## TASK INSTRUCTIONS
Write out all the entries word for word, but skip any images.

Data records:

-- -- --

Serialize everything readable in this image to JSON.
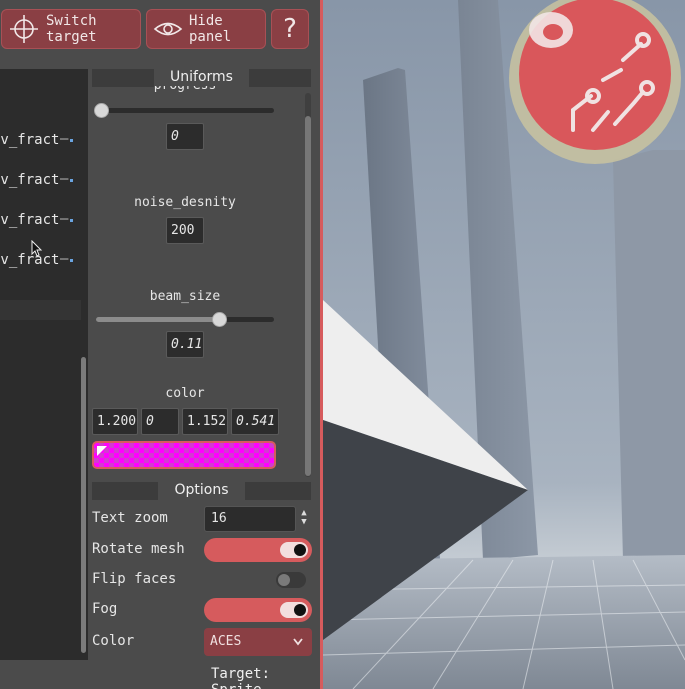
{
  "toolbar": {
    "switch_target_label": "Switch target",
    "hide_panel_label": "Hide panel",
    "help_label": "?"
  },
  "graph": {
    "nodes": [
      {
        "label": "uv_fract",
        "connector": "–"
      },
      {
        "label": "uv_fract",
        "connector": "–"
      },
      {
        "label": "uv_fract",
        "connector": "–"
      },
      {
        "label": "uv_fract",
        "connector": "–"
      }
    ]
  },
  "uniforms": {
    "title": "Uniforms",
    "progress": {
      "label": "progress",
      "value": "0",
      "fraction": 0.0
    },
    "noise_density": {
      "label": "noise_desnity",
      "value": "200"
    },
    "beam_size": {
      "label": "beam_size",
      "value": "0.11",
      "fraction": 0.69
    },
    "color": {
      "label": "color",
      "r": "1.200",
      "g": "0",
      "b": "1.152",
      "a": "0.541",
      "swatch_hex": "#ff00ff"
    }
  },
  "options": {
    "title": "Options",
    "text_zoom": {
      "label": "Text zoom",
      "value": "16"
    },
    "rotate_mesh": {
      "label": "Rotate mesh",
      "on": true
    },
    "flip_faces": {
      "label": "Flip faces",
      "on": false
    },
    "fog": {
      "label": "Fog",
      "on": true
    },
    "color": {
      "label": "Color",
      "value": "ACES"
    }
  },
  "status": {
    "target": "Target: Sprite"
  },
  "colors": {
    "accent": "#d65b5d",
    "button": "#8a3f44",
    "panel": "#4b4b4b"
  }
}
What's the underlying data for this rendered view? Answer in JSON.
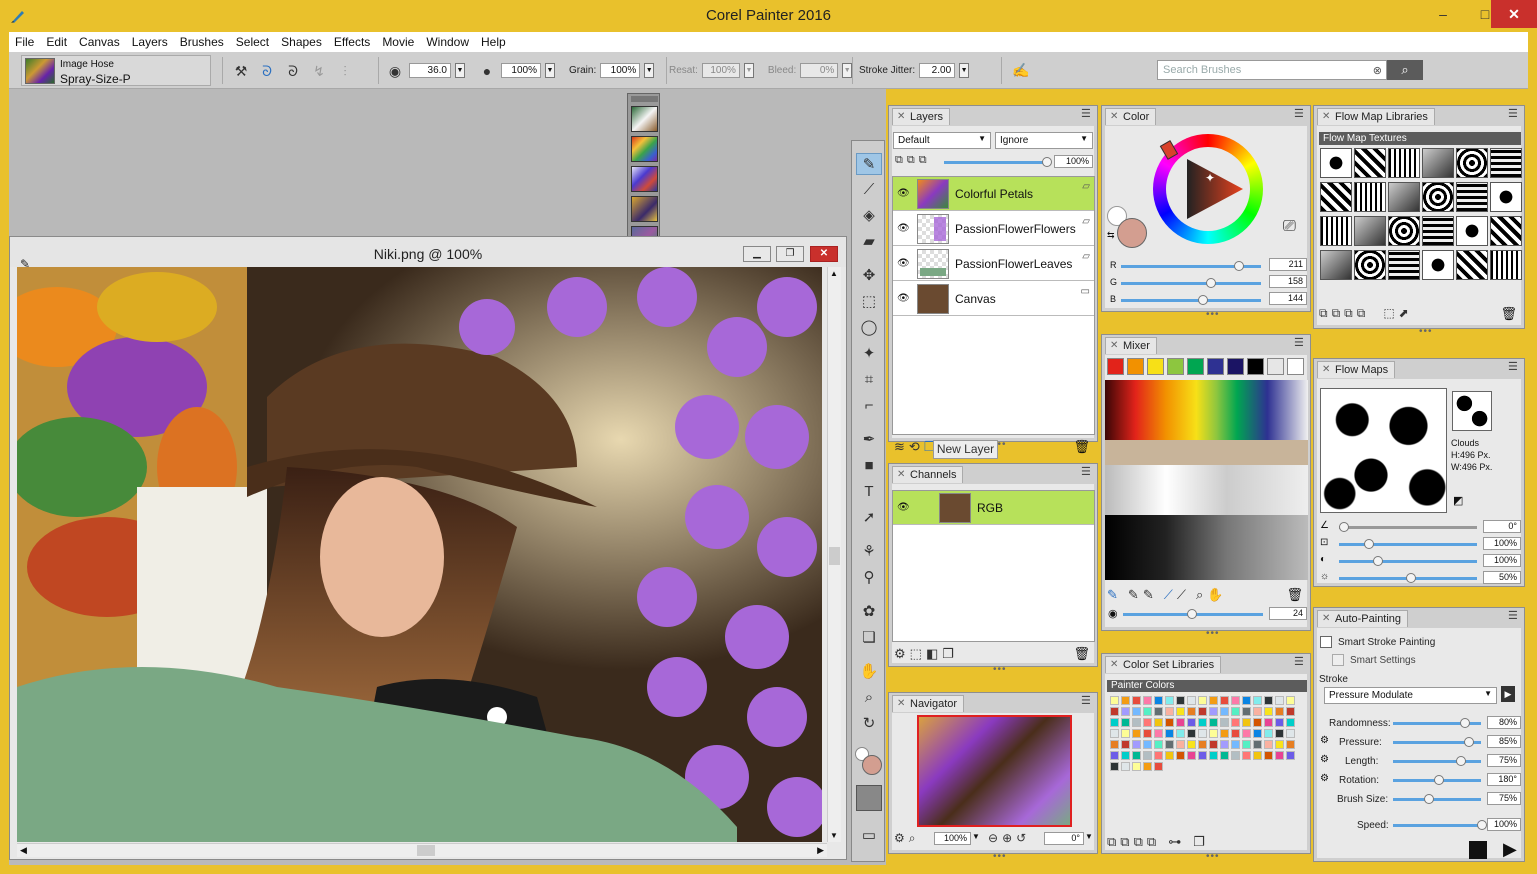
{
  "app": {
    "title": "Corel Painter 2016",
    "icon": "painter-brush-icon"
  },
  "window_controls": {
    "minimize": "‒",
    "maximize": "□",
    "close": "✕"
  },
  "menu": [
    "File",
    "Edit",
    "Canvas",
    "Layers",
    "Brushes",
    "Select",
    "Shapes",
    "Effects",
    "Movie",
    "Window",
    "Help"
  ],
  "property_bar": {
    "brush_category": "Image Hose",
    "brush_variant": "Spray-Size-P",
    "size": "36.0",
    "opacity": "100%",
    "grain_label": "Grain:",
    "grain": "100%",
    "resat_label": "Resat:",
    "resat": "100%",
    "bleed_label": "Bleed:",
    "bleed": "0%",
    "stroke_jitter_label": "Stroke Jitter:",
    "stroke_jitter": "2.00",
    "search_placeholder": "Search Brushes"
  },
  "document": {
    "title": "Niki.png @ 100%"
  },
  "layers": {
    "tab": "Layers",
    "composite_method": "Default",
    "preserve": "Ignore",
    "opacity": "100%",
    "items": [
      {
        "name": "Colorful Petals",
        "selected": true
      },
      {
        "name": "PassionFlowerFlowers",
        "selected": false
      },
      {
        "name": "PassionFlowerLeaves",
        "selected": false
      },
      {
        "name": "Canvas",
        "selected": false
      }
    ],
    "tooltip": "New Layer"
  },
  "channels": {
    "tab": "Channels",
    "items": [
      {
        "name": "RGB"
      }
    ]
  },
  "navigator": {
    "tab": "Navigator",
    "zoom": "100%",
    "angle": "0°"
  },
  "color": {
    "tab": "Color",
    "r": "211",
    "g": "158",
    "b": "144",
    "r_label": "R",
    "g_label": "G",
    "b_label": "B",
    "main_color": "#d39e90"
  },
  "mixer": {
    "tab": "Mixer",
    "swatches": [
      "#e2231a",
      "#f29100",
      "#f7e017",
      "#8dc63f",
      "#00a651",
      "#2e3192",
      "#1b1464",
      "#000000",
      "#e6e6e6",
      "#ffffff"
    ],
    "brush_size": "24"
  },
  "color_set_libraries": {
    "tab": "Color Set Libraries",
    "set_name": "Painter Colors"
  },
  "flow_map_libraries": {
    "tab": "Flow Map Libraries",
    "section": "Flow Map Textures"
  },
  "flow_maps": {
    "tab": "Flow Maps",
    "name": "Clouds",
    "height": "H:496 Px.",
    "width": "W:496 Px.",
    "values": [
      "0°",
      "100%",
      "100%",
      "50%"
    ]
  },
  "auto_painting": {
    "tab": "Auto-Painting",
    "smart_stroke": "Smart Stroke Painting",
    "smart_settings": "Smart Settings",
    "stroke_label": "Stroke",
    "stroke": "Pressure Modulate",
    "params": [
      {
        "label": "Randomness:",
        "value": "80%"
      },
      {
        "label": "Pressure:",
        "value": "85%"
      },
      {
        "label": "Length:",
        "value": "75%"
      },
      {
        "label": "Rotation:",
        "value": "180°"
      },
      {
        "label": "Brush Size:",
        "value": "75%"
      }
    ],
    "speed_label": "Speed:",
    "speed": "100%"
  }
}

-- -- --

## EXERCISE OUTPUT
Serialize everything readable in this image to JSON.
{
  "toolbar": {
    "switch_target_label": "Switch target",
    "hide_panel_label": "Hide panel",
    "help_label": "?"
  },
  "graph": {
    "nodes": [
      {
        "label": "uv_fract",
        "connector": "–"
      },
      {
        "label": "uv_fract",
        "connector": "–"
      },
      {
        "label": "uv_fract",
        "connector": "–"
      },
      {
        "label": "uv_fract",
        "connector": "–"
      }
    ]
  },
  "uniforms": {
    "title": "Uniforms",
    "progress": {
      "label": "progress",
      "value": "0",
      "fraction": 0.0
    },
    "noise_density": {
      "label": "noise_desnity",
      "value": "200"
    },
    "beam_size": {
      "label": "beam_size",
      "value": "0.11",
      "fraction": 0.69
    },
    "color": {
      "label": "color",
      "r": "1.200",
      "g": "0",
      "b": "1.152",
      "a": "0.541",
      "swatch_hex": "#ff00ff"
    }
  },
  "options": {
    "title": "Options",
    "text_zoom": {
      "label": "Text zoom",
      "value": "16"
    },
    "rotate_mesh": {
      "label": "Rotate mesh",
      "on": true
    },
    "flip_faces": {
      "label": "Flip faces",
      "on": false
    },
    "fog": {
      "label": "Fog",
      "on": true
    },
    "color": {
      "label": "Color",
      "value": "ACES"
    }
  },
  "status": {
    "target": "Target: Sprite"
  },
  "colors": {
    "accent": "#d65b5d",
    "button": "#8a3f44",
    "panel": "#4b4b4b"
  }
}
What's the underlying data for this rendered view? Answer in JSON.
{
  "app": {
    "title": "Corel Painter 2016",
    "icon": "painter-brush-icon"
  },
  "window_controls": {
    "minimize": "‒",
    "maximize": "□",
    "close": "✕"
  },
  "menu": [
    "File",
    "Edit",
    "Canvas",
    "Layers",
    "Brushes",
    "Select",
    "Shapes",
    "Effects",
    "Movie",
    "Window",
    "Help"
  ],
  "property_bar": {
    "brush_category": "Image Hose",
    "brush_variant": "Spray-Size-P",
    "size": "36.0",
    "opacity": "100%",
    "grain_label": "Grain:",
    "grain": "100%",
    "resat_label": "Resat:",
    "resat": "100%",
    "bleed_label": "Bleed:",
    "bleed": "0%",
    "stroke_jitter_label": "Stroke Jitter:",
    "stroke_jitter": "2.00",
    "search_placeholder": "Search Brushes"
  },
  "document": {
    "title": "Niki.png @ 100%"
  },
  "layers": {
    "tab": "Layers",
    "composite_method": "Default",
    "preserve": "Ignore",
    "opacity": "100%",
    "items": [
      {
        "name": "Colorful Petals",
        "selected": true
      },
      {
        "name": "PassionFlowerFlowers",
        "selected": false
      },
      {
        "name": "PassionFlowerLeaves",
        "selected": false
      },
      {
        "name": "Canvas",
        "selected": false
      }
    ],
    "tooltip": "New Layer"
  },
  "channels": {
    "tab": "Channels",
    "items": [
      {
        "name": "RGB"
      }
    ]
  },
  "navigator": {
    "tab": "Navigator",
    "zoom": "100%",
    "angle": "0°"
  },
  "color": {
    "tab": "Color",
    "r": "211",
    "g": "158",
    "b": "144",
    "r_label": "R",
    "g_label": "G",
    "b_label": "B",
    "main_color": "#d39e90"
  },
  "mixer": {
    "tab": "Mixer",
    "swatches": [
      "#e2231a",
      "#f29100",
      "#f7e017",
      "#8dc63f",
      "#00a651",
      "#2e3192",
      "#1b1464",
      "#000000",
      "#e6e6e6",
      "#ffffff"
    ],
    "brush_size": "24"
  },
  "color_set_libraries": {
    "tab": "Color Set Libraries",
    "set_name": "Painter Colors"
  },
  "flow_map_libraries": {
    "tab": "Flow Map Libraries",
    "section": "Flow Map Textures"
  },
  "flow_maps": {
    "tab": "Flow Maps",
    "name": "Clouds",
    "height": "H:496 Px.",
    "width": "W:496 Px.",
    "values": [
      "0°",
      "100%",
      "100%",
      "50%"
    ]
  },
  "auto_painting": {
    "tab": "Auto-Painting",
    "smart_stroke": "Smart Stroke Painting",
    "smart_settings": "Smart Settings",
    "stroke_label": "Stroke",
    "stroke": "Pressure Modulate",
    "params": [
      {
        "label": "Randomness:",
        "value": "80%"
      },
      {
        "label": "Pressure:",
        "value": "85%"
      },
      {
        "label": "Length:",
        "value": "75%"
      },
      {
        "label": "Rotation:",
        "value": "180°"
      },
      {
        "label": "Brush Size:",
        "value": "75%"
      }
    ],
    "speed_label": "Speed:",
    "speed": "100%"
  }
}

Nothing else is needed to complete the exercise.